- [Records from a dataset]:

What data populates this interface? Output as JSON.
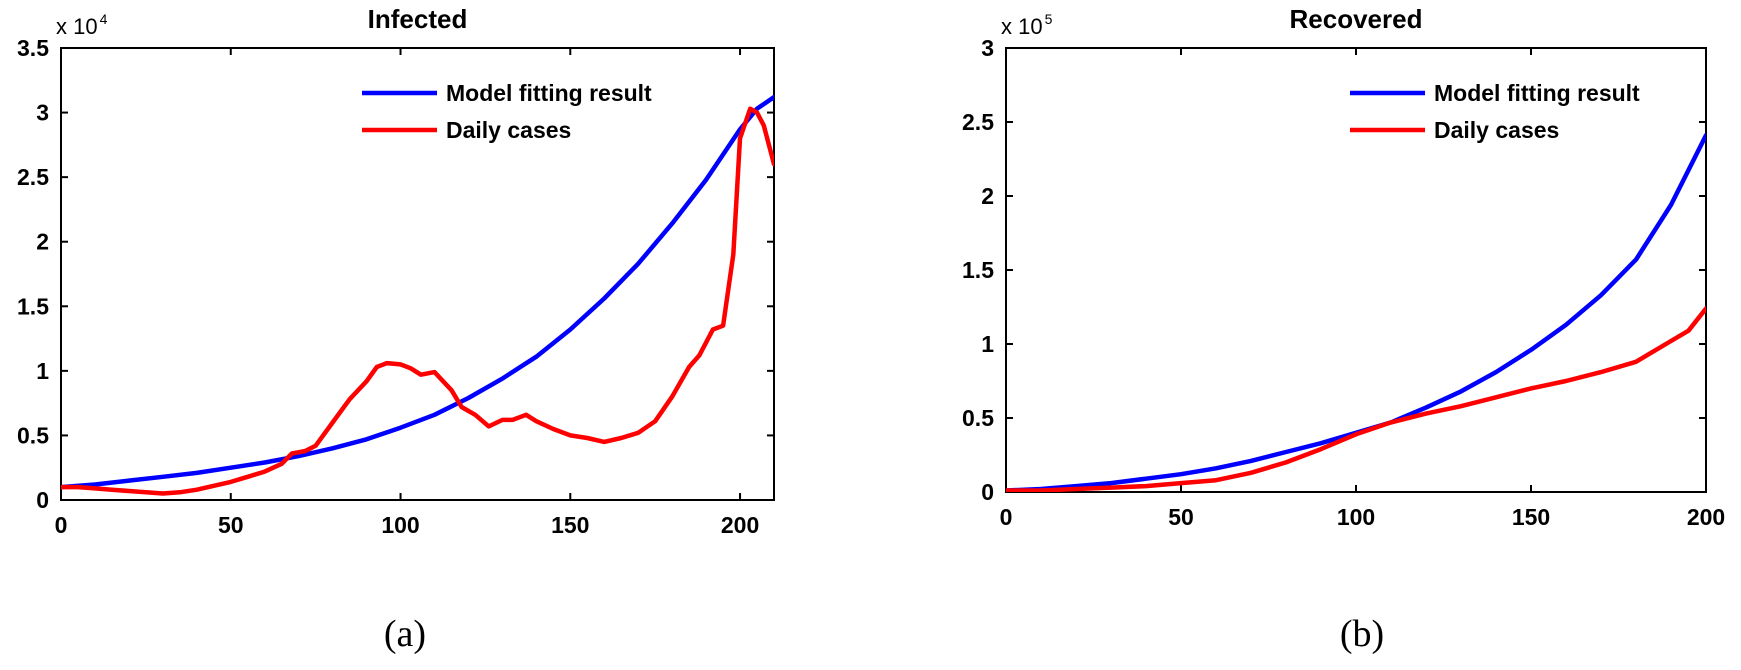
{
  "chart_data": [
    {
      "type": "line",
      "title": "Infected",
      "caption": "(a)",
      "exponent": {
        "base": "x 10",
        "power": "4"
      },
      "xlim": [
        0,
        210
      ],
      "ylim": [
        0,
        3.5
      ],
      "x_ticks": [
        "0",
        "50",
        "100",
        "150",
        "200"
      ],
      "y_ticks": [
        "0",
        "0.5",
        "1",
        "1.5",
        "2",
        "2.5",
        "3",
        "3.5"
      ],
      "legend": {
        "position": "top-right"
      },
      "series": [
        {
          "name": "Model fitting result",
          "color": "#0000ff",
          "points": [
            [
              0,
              0.1
            ],
            [
              10,
              0.12
            ],
            [
              20,
              0.15
            ],
            [
              30,
              0.18
            ],
            [
              40,
              0.21
            ],
            [
              50,
              0.25
            ],
            [
              60,
              0.29
            ],
            [
              70,
              0.34
            ],
            [
              80,
              0.4
            ],
            [
              90,
              0.47
            ],
            [
              100,
              0.56
            ],
            [
              110,
              0.66
            ],
            [
              120,
              0.79
            ],
            [
              130,
              0.94
            ],
            [
              140,
              1.11
            ],
            [
              150,
              1.32
            ],
            [
              160,
              1.56
            ],
            [
              170,
              1.83
            ],
            [
              180,
              2.14
            ],
            [
              190,
              2.48
            ],
            [
              200,
              2.87
            ],
            [
              205,
              3.03
            ],
            [
              210,
              3.12
            ]
          ]
        },
        {
          "name": "Daily cases",
          "color": "#ff0000",
          "points": [
            [
              0,
              0.1
            ],
            [
              5,
              0.1
            ],
            [
              10,
              0.09
            ],
            [
              15,
              0.08
            ],
            [
              20,
              0.07
            ],
            [
              25,
              0.06
            ],
            [
              30,
              0.05
            ],
            [
              35,
              0.06
            ],
            [
              40,
              0.08
            ],
            [
              45,
              0.11
            ],
            [
              50,
              0.14
            ],
            [
              55,
              0.18
            ],
            [
              60,
              0.22
            ],
            [
              65,
              0.28
            ],
            [
              68,
              0.36
            ],
            [
              72,
              0.38
            ],
            [
              75,
              0.42
            ],
            [
              80,
              0.6
            ],
            [
              85,
              0.78
            ],
            [
              90,
              0.92
            ],
            [
              93,
              1.03
            ],
            [
              96,
              1.06
            ],
            [
              100,
              1.05
            ],
            [
              103,
              1.02
            ],
            [
              106,
              0.97
            ],
            [
              110,
              0.99
            ],
            [
              115,
              0.85
            ],
            [
              118,
              0.72
            ],
            [
              122,
              0.66
            ],
            [
              126,
              0.57
            ],
            [
              130,
              0.62
            ],
            [
              133,
              0.62
            ],
            [
              137,
              0.66
            ],
            [
              140,
              0.61
            ],
            [
              145,
              0.55
            ],
            [
              150,
              0.5
            ],
            [
              155,
              0.48
            ],
            [
              160,
              0.45
            ],
            [
              165,
              0.48
            ],
            [
              170,
              0.52
            ],
            [
              175,
              0.61
            ],
            [
              180,
              0.8
            ],
            [
              185,
              1.03
            ],
            [
              188,
              1.12
            ],
            [
              192,
              1.32
            ],
            [
              195,
              1.35
            ],
            [
              198,
              1.9
            ],
            [
              200,
              2.8
            ],
            [
              203,
              3.03
            ],
            [
              205,
              3.0
            ],
            [
              207,
              2.9
            ],
            [
              210,
              2.6
            ]
          ]
        }
      ]
    },
    {
      "type": "line",
      "title": "Recovered",
      "caption": "(b)",
      "exponent": {
        "base": "x 10",
        "power": "5"
      },
      "xlim": [
        0,
        200
      ],
      "ylim": [
        0,
        3
      ],
      "x_ticks": [
        "0",
        "50",
        "100",
        "150",
        "200"
      ],
      "y_ticks": [
        "0",
        "0.5",
        "1",
        "1.5",
        "2",
        "2.5",
        "3"
      ],
      "legend": {
        "position": "top-right"
      },
      "series": [
        {
          "name": "Model fitting result",
          "color": "#0000ff",
          "points": [
            [
              0,
              0.01
            ],
            [
              10,
              0.02
            ],
            [
              20,
              0.04
            ],
            [
              30,
              0.06
            ],
            [
              40,
              0.09
            ],
            [
              50,
              0.12
            ],
            [
              60,
              0.16
            ],
            [
              70,
              0.21
            ],
            [
              80,
              0.27
            ],
            [
              90,
              0.33
            ],
            [
              100,
              0.4
            ],
            [
              110,
              0.47
            ],
            [
              120,
              0.57
            ],
            [
              130,
              0.68
            ],
            [
              140,
              0.81
            ],
            [
              150,
              0.96
            ],
            [
              160,
              1.13
            ],
            [
              170,
              1.33
            ],
            [
              180,
              1.57
            ],
            [
              190,
              1.94
            ],
            [
              200,
              2.41
            ]
          ]
        },
        {
          "name": "Daily cases",
          "color": "#ff0000",
          "points": [
            [
              0,
              0.01
            ],
            [
              10,
              0.01
            ],
            [
              20,
              0.02
            ],
            [
              30,
              0.03
            ],
            [
              40,
              0.04
            ],
            [
              50,
              0.06
            ],
            [
              60,
              0.08
            ],
            [
              70,
              0.13
            ],
            [
              80,
              0.2
            ],
            [
              90,
              0.29
            ],
            [
              100,
              0.39
            ],
            [
              110,
              0.47
            ],
            [
              120,
              0.53
            ],
            [
              130,
              0.58
            ],
            [
              140,
              0.64
            ],
            [
              150,
              0.7
            ],
            [
              160,
              0.75
            ],
            [
              170,
              0.81
            ],
            [
              180,
              0.88
            ],
            [
              190,
              1.02
            ],
            [
              195,
              1.09
            ],
            [
              200,
              1.24
            ]
          ]
        }
      ]
    }
  ]
}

- [The exercise]:
All of the entries above should be duplicated exactly, except for the pictures.

- [Written answer]:
What data populates this interface? Output as JSON.
{
  "chart_data": [
    {
      "type": "line",
      "title": "Infected",
      "caption": "(a)",
      "exponent": {
        "base": "x 10",
        "power": "4"
      },
      "xlim": [
        0,
        210
      ],
      "ylim": [
        0,
        3.5
      ],
      "x_ticks": [
        "0",
        "50",
        "100",
        "150",
        "200"
      ],
      "y_ticks": [
        "0",
        "0.5",
        "1",
        "1.5",
        "2",
        "2.5",
        "3",
        "3.5"
      ],
      "legend": {
        "position": "top-right"
      },
      "series": [
        {
          "name": "Model fitting result",
          "color": "#0000ff",
          "points": [
            [
              0,
              0.1
            ],
            [
              10,
              0.12
            ],
            [
              20,
              0.15
            ],
            [
              30,
              0.18
            ],
            [
              40,
              0.21
            ],
            [
              50,
              0.25
            ],
            [
              60,
              0.29
            ],
            [
              70,
              0.34
            ],
            [
              80,
              0.4
            ],
            [
              90,
              0.47
            ],
            [
              100,
              0.56
            ],
            [
              110,
              0.66
            ],
            [
              120,
              0.79
            ],
            [
              130,
              0.94
            ],
            [
              140,
              1.11
            ],
            [
              150,
              1.32
            ],
            [
              160,
              1.56
            ],
            [
              170,
              1.83
            ],
            [
              180,
              2.14
            ],
            [
              190,
              2.48
            ],
            [
              200,
              2.87
            ],
            [
              205,
              3.03
            ],
            [
              210,
              3.12
            ]
          ]
        },
        {
          "name": "Daily cases",
          "color": "#ff0000",
          "points": [
            [
              0,
              0.1
            ],
            [
              5,
              0.1
            ],
            [
              10,
              0.09
            ],
            [
              15,
              0.08
            ],
            [
              20,
              0.07
            ],
            [
              25,
              0.06
            ],
            [
              30,
              0.05
            ],
            [
              35,
              0.06
            ],
            [
              40,
              0.08
            ],
            [
              45,
              0.11
            ],
            [
              50,
              0.14
            ],
            [
              55,
              0.18
            ],
            [
              60,
              0.22
            ],
            [
              65,
              0.28
            ],
            [
              68,
              0.36
            ],
            [
              72,
              0.38
            ],
            [
              75,
              0.42
            ],
            [
              80,
              0.6
            ],
            [
              85,
              0.78
            ],
            [
              90,
              0.92
            ],
            [
              93,
              1.03
            ],
            [
              96,
              1.06
            ],
            [
              100,
              1.05
            ],
            [
              103,
              1.02
            ],
            [
              106,
              0.97
            ],
            [
              110,
              0.99
            ],
            [
              115,
              0.85
            ],
            [
              118,
              0.72
            ],
            [
              122,
              0.66
            ],
            [
              126,
              0.57
            ],
            [
              130,
              0.62
            ],
            [
              133,
              0.62
            ],
            [
              137,
              0.66
            ],
            [
              140,
              0.61
            ],
            [
              145,
              0.55
            ],
            [
              150,
              0.5
            ],
            [
              155,
              0.48
            ],
            [
              160,
              0.45
            ],
            [
              165,
              0.48
            ],
            [
              170,
              0.52
            ],
            [
              175,
              0.61
            ],
            [
              180,
              0.8
            ],
            [
              185,
              1.03
            ],
            [
              188,
              1.12
            ],
            [
              192,
              1.32
            ],
            [
              195,
              1.35
            ],
            [
              198,
              1.9
            ],
            [
              200,
              2.8
            ],
            [
              203,
              3.03
            ],
            [
              205,
              3.0
            ],
            [
              207,
              2.9
            ],
            [
              210,
              2.6
            ]
          ]
        }
      ]
    },
    {
      "type": "line",
      "title": "Recovered",
      "caption": "(b)",
      "exponent": {
        "base": "x 10",
        "power": "5"
      },
      "xlim": [
        0,
        200
      ],
      "ylim": [
        0,
        3
      ],
      "x_ticks": [
        "0",
        "50",
        "100",
        "150",
        "200"
      ],
      "y_ticks": [
        "0",
        "0.5",
        "1",
        "1.5",
        "2",
        "2.5",
        "3"
      ],
      "legend": {
        "position": "top-right"
      },
      "series": [
        {
          "name": "Model fitting result",
          "color": "#0000ff",
          "points": [
            [
              0,
              0.01
            ],
            [
              10,
              0.02
            ],
            [
              20,
              0.04
            ],
            [
              30,
              0.06
            ],
            [
              40,
              0.09
            ],
            [
              50,
              0.12
            ],
            [
              60,
              0.16
            ],
            [
              70,
              0.21
            ],
            [
              80,
              0.27
            ],
            [
              90,
              0.33
            ],
            [
              100,
              0.4
            ],
            [
              110,
              0.47
            ],
            [
              120,
              0.57
            ],
            [
              130,
              0.68
            ],
            [
              140,
              0.81
            ],
            [
              150,
              0.96
            ],
            [
              160,
              1.13
            ],
            [
              170,
              1.33
            ],
            [
              180,
              1.57
            ],
            [
              190,
              1.94
            ],
            [
              200,
              2.41
            ]
          ]
        },
        {
          "name": "Daily cases",
          "color": "#ff0000",
          "points": [
            [
              0,
              0.01
            ],
            [
              10,
              0.01
            ],
            [
              20,
              0.02
            ],
            [
              30,
              0.03
            ],
            [
              40,
              0.04
            ],
            [
              50,
              0.06
            ],
            [
              60,
              0.08
            ],
            [
              70,
              0.13
            ],
            [
              80,
              0.2
            ],
            [
              90,
              0.29
            ],
            [
              100,
              0.39
            ],
            [
              110,
              0.47
            ],
            [
              120,
              0.53
            ],
            [
              130,
              0.58
            ],
            [
              140,
              0.64
            ],
            [
              150,
              0.7
            ],
            [
              160,
              0.75
            ],
            [
              170,
              0.81
            ],
            [
              180,
              0.88
            ],
            [
              190,
              1.02
            ],
            [
              195,
              1.09
            ],
            [
              200,
              1.24
            ]
          ]
        }
      ]
    }
  ]
}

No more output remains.